Data records

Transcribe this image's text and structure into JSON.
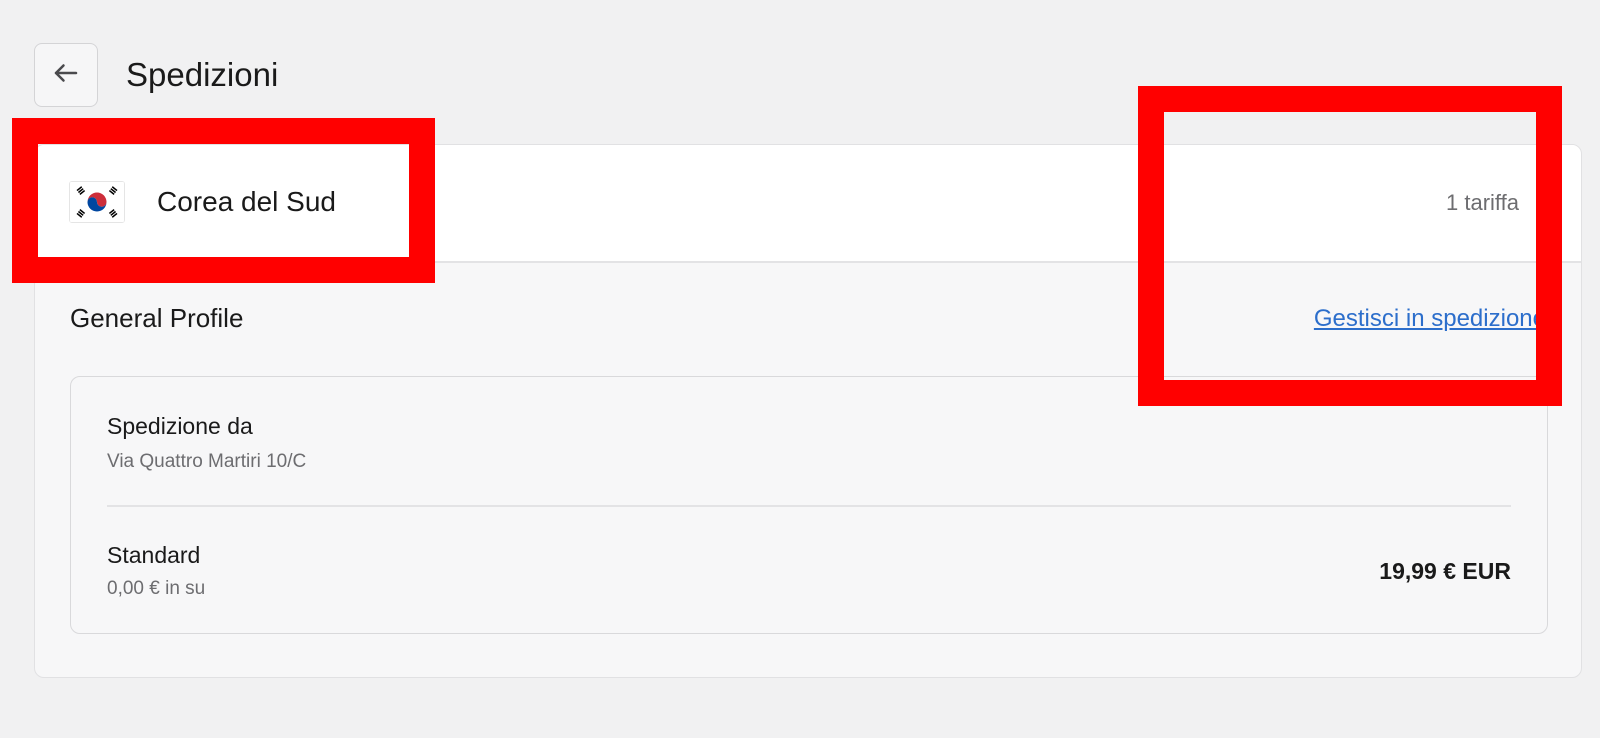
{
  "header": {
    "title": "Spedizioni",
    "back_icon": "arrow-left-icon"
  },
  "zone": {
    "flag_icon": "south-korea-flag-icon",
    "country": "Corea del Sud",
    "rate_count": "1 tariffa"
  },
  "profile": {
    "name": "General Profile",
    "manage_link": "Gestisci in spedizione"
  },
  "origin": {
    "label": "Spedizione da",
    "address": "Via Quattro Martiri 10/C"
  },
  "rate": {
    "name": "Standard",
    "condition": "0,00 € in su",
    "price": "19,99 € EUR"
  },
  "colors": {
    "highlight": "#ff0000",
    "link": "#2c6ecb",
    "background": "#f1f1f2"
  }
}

▸ THE REQUEST
Without the pictures, restate all the entries above exactly.

▸ EXERCISE SOLUTION
Transcribe this image's text and structure into JSON.
{
  "header": {
    "title": "Spedizioni",
    "back_icon": "arrow-left-icon"
  },
  "zone": {
    "flag_icon": "south-korea-flag-icon",
    "country": "Corea del Sud",
    "rate_count": "1 tariffa"
  },
  "profile": {
    "name": "General Profile",
    "manage_link": "Gestisci in spedizione"
  },
  "origin": {
    "label": "Spedizione da",
    "address": "Via Quattro Martiri 10/C"
  },
  "rate": {
    "name": "Standard",
    "condition": "0,00 € in su",
    "price": "19,99 € EUR"
  },
  "colors": {
    "highlight": "#ff0000",
    "link": "#2c6ecb",
    "background": "#f1f1f2"
  }
}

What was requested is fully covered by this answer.